Data entries for graphics:
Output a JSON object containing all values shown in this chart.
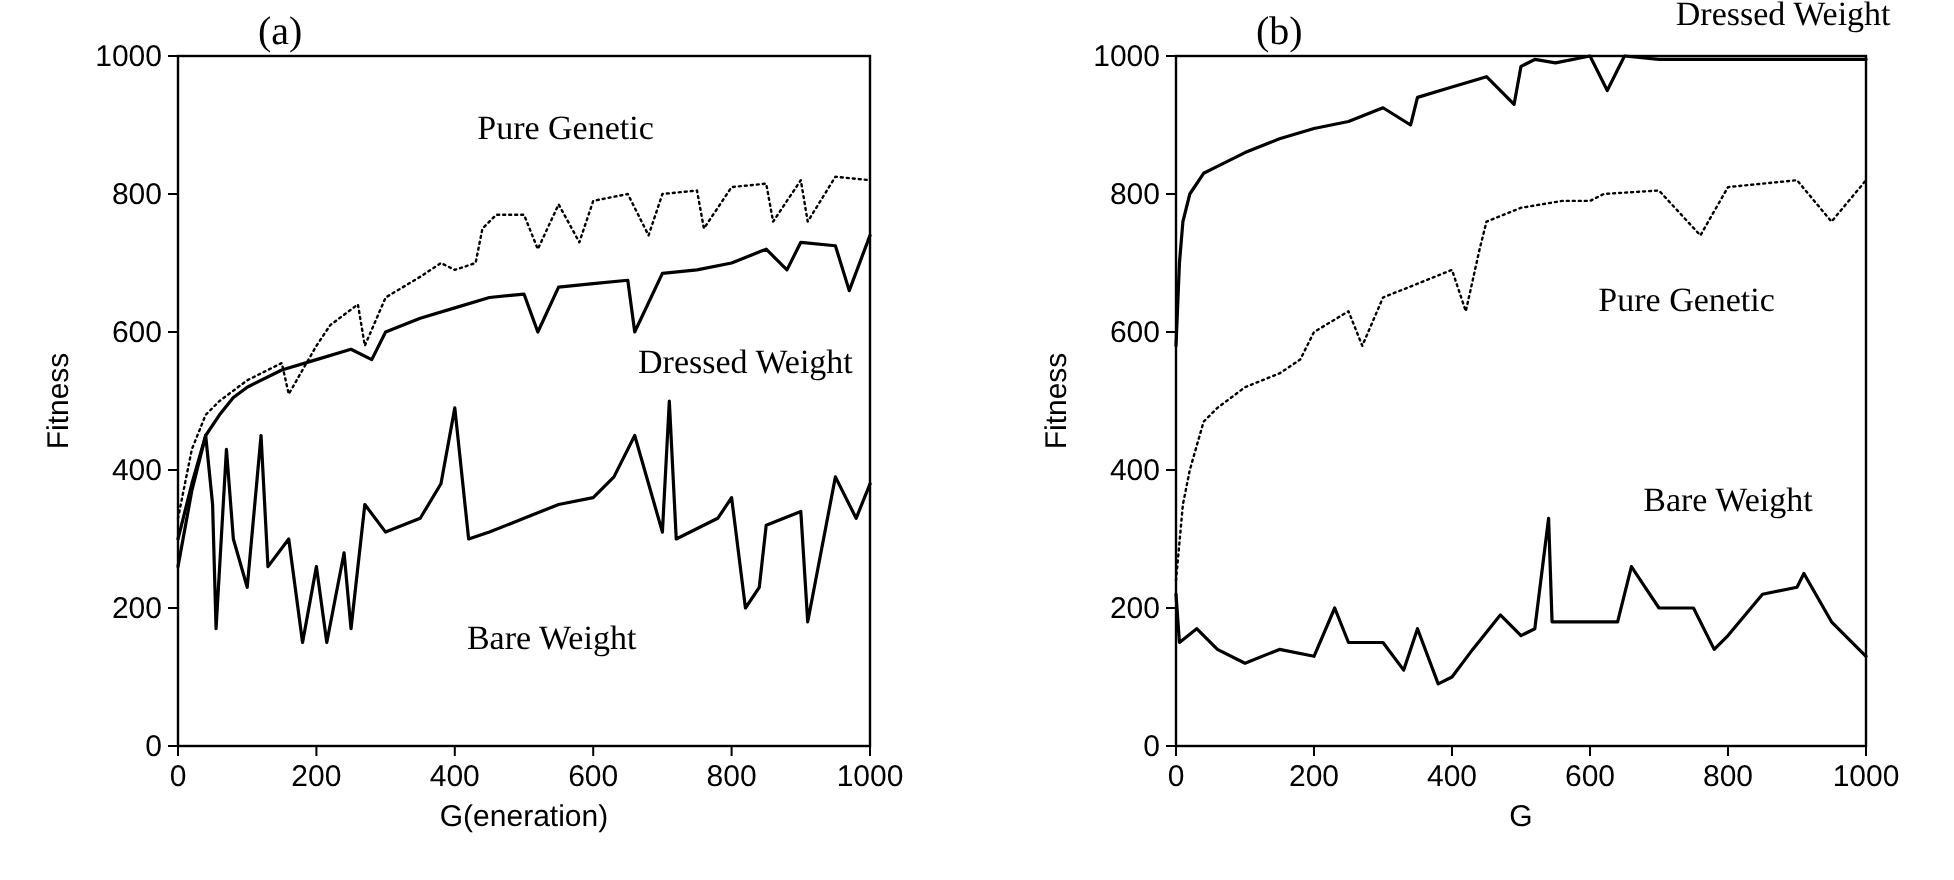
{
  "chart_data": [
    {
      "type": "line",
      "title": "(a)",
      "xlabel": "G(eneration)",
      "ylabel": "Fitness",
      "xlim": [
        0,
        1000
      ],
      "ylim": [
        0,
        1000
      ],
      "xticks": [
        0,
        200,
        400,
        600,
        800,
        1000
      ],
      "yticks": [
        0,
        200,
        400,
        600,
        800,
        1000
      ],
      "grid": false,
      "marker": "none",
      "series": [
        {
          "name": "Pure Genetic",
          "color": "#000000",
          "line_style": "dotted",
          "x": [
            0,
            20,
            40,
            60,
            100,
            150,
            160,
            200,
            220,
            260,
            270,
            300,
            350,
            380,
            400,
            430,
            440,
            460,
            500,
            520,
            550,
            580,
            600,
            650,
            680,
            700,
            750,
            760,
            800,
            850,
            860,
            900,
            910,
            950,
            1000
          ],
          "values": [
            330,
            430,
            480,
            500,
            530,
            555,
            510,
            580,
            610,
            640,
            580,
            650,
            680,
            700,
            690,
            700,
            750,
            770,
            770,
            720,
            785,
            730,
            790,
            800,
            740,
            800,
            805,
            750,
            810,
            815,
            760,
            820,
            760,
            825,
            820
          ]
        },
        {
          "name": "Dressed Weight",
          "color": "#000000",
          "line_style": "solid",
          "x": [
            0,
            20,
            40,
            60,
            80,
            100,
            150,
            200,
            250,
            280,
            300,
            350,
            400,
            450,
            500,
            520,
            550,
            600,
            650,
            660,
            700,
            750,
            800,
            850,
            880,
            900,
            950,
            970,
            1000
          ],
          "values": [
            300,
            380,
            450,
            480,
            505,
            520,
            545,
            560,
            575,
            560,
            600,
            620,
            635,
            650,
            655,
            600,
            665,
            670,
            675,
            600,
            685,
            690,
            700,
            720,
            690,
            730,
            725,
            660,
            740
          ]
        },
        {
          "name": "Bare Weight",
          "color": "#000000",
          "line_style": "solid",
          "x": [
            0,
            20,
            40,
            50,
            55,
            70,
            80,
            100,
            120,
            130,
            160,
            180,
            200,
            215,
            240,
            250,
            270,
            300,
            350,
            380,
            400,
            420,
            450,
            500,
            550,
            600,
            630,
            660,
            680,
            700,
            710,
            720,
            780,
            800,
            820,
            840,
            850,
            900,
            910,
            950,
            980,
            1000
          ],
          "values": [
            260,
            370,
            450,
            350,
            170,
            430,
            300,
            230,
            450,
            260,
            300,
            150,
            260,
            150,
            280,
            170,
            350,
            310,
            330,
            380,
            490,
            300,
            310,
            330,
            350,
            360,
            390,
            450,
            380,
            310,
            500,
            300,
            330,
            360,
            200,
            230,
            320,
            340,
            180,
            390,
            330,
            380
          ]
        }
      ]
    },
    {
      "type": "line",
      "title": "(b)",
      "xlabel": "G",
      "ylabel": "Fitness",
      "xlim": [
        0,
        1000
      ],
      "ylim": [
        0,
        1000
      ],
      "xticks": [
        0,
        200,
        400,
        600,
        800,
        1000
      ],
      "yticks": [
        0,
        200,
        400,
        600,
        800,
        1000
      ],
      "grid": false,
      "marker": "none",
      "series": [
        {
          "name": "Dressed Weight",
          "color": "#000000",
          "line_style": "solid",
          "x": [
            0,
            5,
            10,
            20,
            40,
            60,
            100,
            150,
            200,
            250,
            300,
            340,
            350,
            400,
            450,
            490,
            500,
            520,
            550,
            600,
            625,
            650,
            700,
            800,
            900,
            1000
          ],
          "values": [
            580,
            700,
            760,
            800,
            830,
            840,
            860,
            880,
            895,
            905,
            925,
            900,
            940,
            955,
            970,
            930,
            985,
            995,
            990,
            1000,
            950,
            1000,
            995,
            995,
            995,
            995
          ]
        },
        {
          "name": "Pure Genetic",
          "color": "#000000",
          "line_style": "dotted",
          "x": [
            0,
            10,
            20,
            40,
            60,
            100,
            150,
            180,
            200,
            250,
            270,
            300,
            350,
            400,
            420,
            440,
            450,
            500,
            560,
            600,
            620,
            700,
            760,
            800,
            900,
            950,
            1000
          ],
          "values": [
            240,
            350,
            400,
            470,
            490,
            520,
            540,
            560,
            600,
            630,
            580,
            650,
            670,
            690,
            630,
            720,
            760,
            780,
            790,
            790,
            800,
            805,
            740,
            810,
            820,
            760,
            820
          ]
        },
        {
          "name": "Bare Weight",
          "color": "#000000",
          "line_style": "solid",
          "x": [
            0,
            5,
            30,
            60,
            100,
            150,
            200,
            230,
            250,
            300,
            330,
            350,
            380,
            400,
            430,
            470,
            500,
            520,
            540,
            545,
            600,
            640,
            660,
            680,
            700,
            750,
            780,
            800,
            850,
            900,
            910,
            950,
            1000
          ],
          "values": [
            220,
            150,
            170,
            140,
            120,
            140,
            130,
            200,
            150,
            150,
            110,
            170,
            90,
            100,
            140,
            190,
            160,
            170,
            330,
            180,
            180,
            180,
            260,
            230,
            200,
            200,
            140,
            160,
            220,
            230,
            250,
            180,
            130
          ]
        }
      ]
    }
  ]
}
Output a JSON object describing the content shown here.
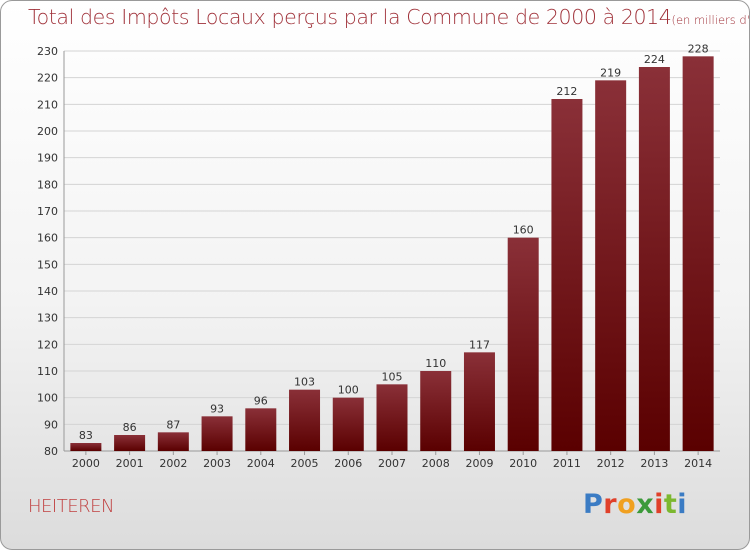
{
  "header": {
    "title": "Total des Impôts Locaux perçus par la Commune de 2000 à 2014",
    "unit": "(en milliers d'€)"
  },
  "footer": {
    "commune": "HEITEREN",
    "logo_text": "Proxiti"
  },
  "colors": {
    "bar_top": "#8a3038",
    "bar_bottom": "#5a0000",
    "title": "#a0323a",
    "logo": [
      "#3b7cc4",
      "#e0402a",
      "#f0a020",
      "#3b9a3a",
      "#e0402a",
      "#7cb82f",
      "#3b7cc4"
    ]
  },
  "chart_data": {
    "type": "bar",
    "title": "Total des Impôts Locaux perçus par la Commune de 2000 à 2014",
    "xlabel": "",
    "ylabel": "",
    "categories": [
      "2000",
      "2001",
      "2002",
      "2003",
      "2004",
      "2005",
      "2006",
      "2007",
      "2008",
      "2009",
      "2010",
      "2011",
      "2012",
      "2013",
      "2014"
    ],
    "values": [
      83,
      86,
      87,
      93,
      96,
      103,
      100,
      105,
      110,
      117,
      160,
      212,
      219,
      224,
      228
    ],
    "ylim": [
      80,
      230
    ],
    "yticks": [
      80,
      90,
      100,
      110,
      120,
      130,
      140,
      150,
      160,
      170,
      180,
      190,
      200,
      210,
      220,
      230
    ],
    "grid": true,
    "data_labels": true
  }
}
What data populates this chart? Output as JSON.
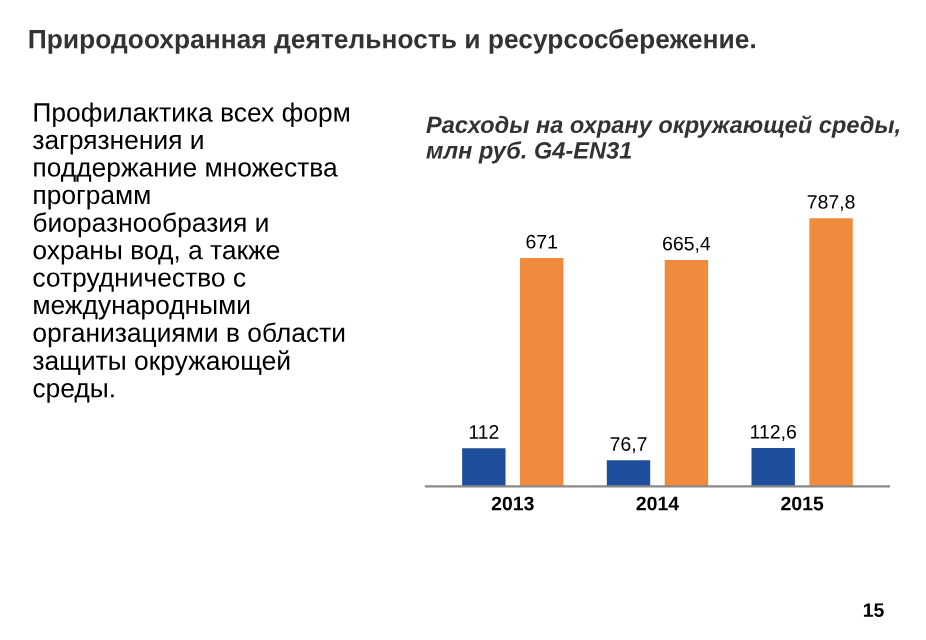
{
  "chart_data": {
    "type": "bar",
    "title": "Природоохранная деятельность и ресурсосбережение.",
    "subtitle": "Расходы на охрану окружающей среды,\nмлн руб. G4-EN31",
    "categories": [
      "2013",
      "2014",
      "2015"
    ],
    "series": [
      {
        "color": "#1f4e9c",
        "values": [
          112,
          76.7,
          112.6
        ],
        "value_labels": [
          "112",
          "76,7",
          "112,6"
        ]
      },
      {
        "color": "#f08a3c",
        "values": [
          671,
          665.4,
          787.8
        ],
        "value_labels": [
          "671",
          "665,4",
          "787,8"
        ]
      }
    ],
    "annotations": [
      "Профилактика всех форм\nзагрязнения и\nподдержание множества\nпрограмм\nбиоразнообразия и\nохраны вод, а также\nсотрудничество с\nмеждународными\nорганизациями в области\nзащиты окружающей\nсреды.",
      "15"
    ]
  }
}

- [WHAT IS ASKED] Leave out the pictures and copy every record above exactly.

- [CORRECT ANSWER]
Output a JSON object containing all values shown in this chart.
{
  "chart_data": [
    {
      "type": "line",
      "title": "(a)",
      "xlabel": "G(eneration)",
      "ylabel": "Fitness",
      "xlim": [
        0,
        1000
      ],
      "ylim": [
        0,
        1000
      ],
      "xticks": [
        0,
        200,
        400,
        600,
        800,
        1000
      ],
      "yticks": [
        0,
        200,
        400,
        600,
        800,
        1000
      ],
      "grid": false,
      "marker": "none",
      "series": [
        {
          "name": "Pure Genetic",
          "color": "#000000",
          "line_style": "dotted",
          "x": [
            0,
            20,
            40,
            60,
            100,
            150,
            160,
            200,
            220,
            260,
            270,
            300,
            350,
            380,
            400,
            430,
            440,
            460,
            500,
            520,
            550,
            580,
            600,
            650,
            680,
            700,
            750,
            760,
            800,
            850,
            860,
            900,
            910,
            950,
            1000
          ],
          "values": [
            330,
            430,
            480,
            500,
            530,
            555,
            510,
            580,
            610,
            640,
            580,
            650,
            680,
            700,
            690,
            700,
            750,
            770,
            770,
            720,
            785,
            730,
            790,
            800,
            740,
            800,
            805,
            750,
            810,
            815,
            760,
            820,
            760,
            825,
            820
          ]
        },
        {
          "name": "Dressed Weight",
          "color": "#000000",
          "line_style": "solid",
          "x": [
            0,
            20,
            40,
            60,
            80,
            100,
            150,
            200,
            250,
            280,
            300,
            350,
            400,
            450,
            500,
            520,
            550,
            600,
            650,
            660,
            700,
            750,
            800,
            850,
            880,
            900,
            950,
            970,
            1000
          ],
          "values": [
            300,
            380,
            450,
            480,
            505,
            520,
            545,
            560,
            575,
            560,
            600,
            620,
            635,
            650,
            655,
            600,
            665,
            670,
            675,
            600,
            685,
            690,
            700,
            720,
            690,
            730,
            725,
            660,
            740
          ]
        },
        {
          "name": "Bare Weight",
          "color": "#000000",
          "line_style": "solid",
          "x": [
            0,
            20,
            40,
            50,
            55,
            70,
            80,
            100,
            120,
            130,
            160,
            180,
            200,
            215,
            240,
            250,
            270,
            300,
            350,
            380,
            400,
            420,
            450,
            500,
            550,
            600,
            630,
            660,
            680,
            700,
            710,
            720,
            780,
            800,
            820,
            840,
            850,
            900,
            910,
            950,
            980,
            1000
          ],
          "values": [
            260,
            370,
            450,
            350,
            170,
            430,
            300,
            230,
            450,
            260,
            300,
            150,
            260,
            150,
            280,
            170,
            350,
            310,
            330,
            380,
            490,
            300,
            310,
            330,
            350,
            360,
            390,
            450,
            380,
            310,
            500,
            300,
            330,
            360,
            200,
            230,
            320,
            340,
            180,
            390,
            330,
            380
          ]
        }
      ]
    },
    {
      "type": "line",
      "title": "(b)",
      "xlabel": "G",
      "ylabel": "Fitness",
      "xlim": [
        0,
        1000
      ],
      "ylim": [
        0,
        1000
      ],
      "xticks": [
        0,
        200,
        400,
        600,
        800,
        1000
      ],
      "yticks": [
        0,
        200,
        400,
        600,
        800,
        1000
      ],
      "grid": false,
      "marker": "none",
      "series": [
        {
          "name": "Dressed Weight",
          "color": "#000000",
          "line_style": "solid",
          "x": [
            0,
            5,
            10,
            20,
            40,
            60,
            100,
            150,
            200,
            250,
            300,
            340,
            350,
            400,
            450,
            490,
            500,
            520,
            550,
            600,
            625,
            650,
            700,
            800,
            900,
            1000
          ],
          "values": [
            580,
            700,
            760,
            800,
            830,
            840,
            860,
            880,
            895,
            905,
            925,
            900,
            940,
            955,
            970,
            930,
            985,
            995,
            990,
            1000,
            950,
            1000,
            995,
            995,
            995,
            995
          ]
        },
        {
          "name": "Pure Genetic",
          "color": "#000000",
          "line_style": "dotted",
          "x": [
            0,
            10,
            20,
            40,
            60,
            100,
            150,
            180,
            200,
            250,
            270,
            300,
            350,
            400,
            420,
            440,
            450,
            500,
            560,
            600,
            620,
            700,
            760,
            800,
            900,
            950,
            1000
          ],
          "values": [
            240,
            350,
            400,
            470,
            490,
            520,
            540,
            560,
            600,
            630,
            580,
            650,
            670,
            690,
            630,
            720,
            760,
            780,
            790,
            790,
            800,
            805,
            740,
            810,
            820,
            760,
            820
          ]
        },
        {
          "name": "Bare Weight",
          "color": "#000000",
          "line_style": "solid",
          "x": [
            0,
            5,
            30,
            60,
            100,
            150,
            200,
            230,
            250,
            300,
            330,
            350,
            380,
            400,
            430,
            470,
            500,
            520,
            540,
            545,
            600,
            640,
            660,
            680,
            700,
            750,
            780,
            800,
            850,
            900,
            910,
            950,
            1000
          ],
          "values": [
            220,
            150,
            170,
            140,
            120,
            140,
            130,
            200,
            150,
            150,
            110,
            170,
            90,
            100,
            140,
            190,
            160,
            170,
            330,
            180,
            180,
            180,
            260,
            230,
            200,
            200,
            140,
            160,
            220,
            230,
            250,
            180,
            130
          ]
        }
      ]
    }
  ]
}
Output a JSON object describing the content shown here.
{
  "header": {
    "title": "Total des Impôts Locaux perçus par la Commune de 2000 à 2014",
    "unit": "(en milliers d'€)"
  },
  "footer": {
    "commune": "HEITEREN",
    "logo_text": "Proxiti"
  },
  "colors": {
    "bar_top": "#8a3038",
    "bar_bottom": "#5a0000",
    "title": "#a0323a",
    "logo": [
      "#3b7cc4",
      "#e0402a",
      "#f0a020",
      "#3b9a3a",
      "#e0402a",
      "#7cb82f",
      "#3b7cc4"
    ]
  },
  "chart_data": {
    "type": "bar",
    "title": "Total des Impôts Locaux perçus par la Commune de 2000 à 2014",
    "xlabel": "",
    "ylabel": "",
    "categories": [
      "2000",
      "2001",
      "2002",
      "2003",
      "2004",
      "2005",
      "2006",
      "2007",
      "2008",
      "2009",
      "2010",
      "2011",
      "2012",
      "2013",
      "2014"
    ],
    "values": [
      83,
      86,
      87,
      93,
      96,
      103,
      100,
      105,
      110,
      117,
      160,
      212,
      219,
      224,
      228
    ],
    "ylim": [
      80,
      230
    ],
    "yticks": [
      80,
      90,
      100,
      110,
      120,
      130,
      140,
      150,
      160,
      170,
      180,
      190,
      200,
      210,
      220,
      230
    ],
    "grid": true,
    "data_labels": true
  }
}
What data populates this chart? Output as JSON.
{
  "chart_data": {
    "type": "bar",
    "title": "Природоохранная деятельность и ресурсосбережение.",
    "subtitle": "Расходы на охрану окружающей среды,\nмлн руб. G4-EN31",
    "categories": [
      "2013",
      "2014",
      "2015"
    ],
    "series": [
      {
        "color": "#1f4e9c",
        "values": [
          112,
          76.7,
          112.6
        ],
        "value_labels": [
          "112",
          "76,7",
          "112,6"
        ]
      },
      {
        "color": "#f08a3c",
        "values": [
          671,
          665.4,
          787.8
        ],
        "value_labels": [
          "671",
          "665,4",
          "787,8"
        ]
      }
    ],
    "annotations": [
      "Профилактика всех форм\nзагрязнения и\nподдержание множества\nпрограмм\nбиоразнообразия и\nохраны вод, а также\nсотрудничество с\nмеждународными\nорганизациями в области\nзащиты окружающей\nсреды.",
      "15"
    ]
  }
}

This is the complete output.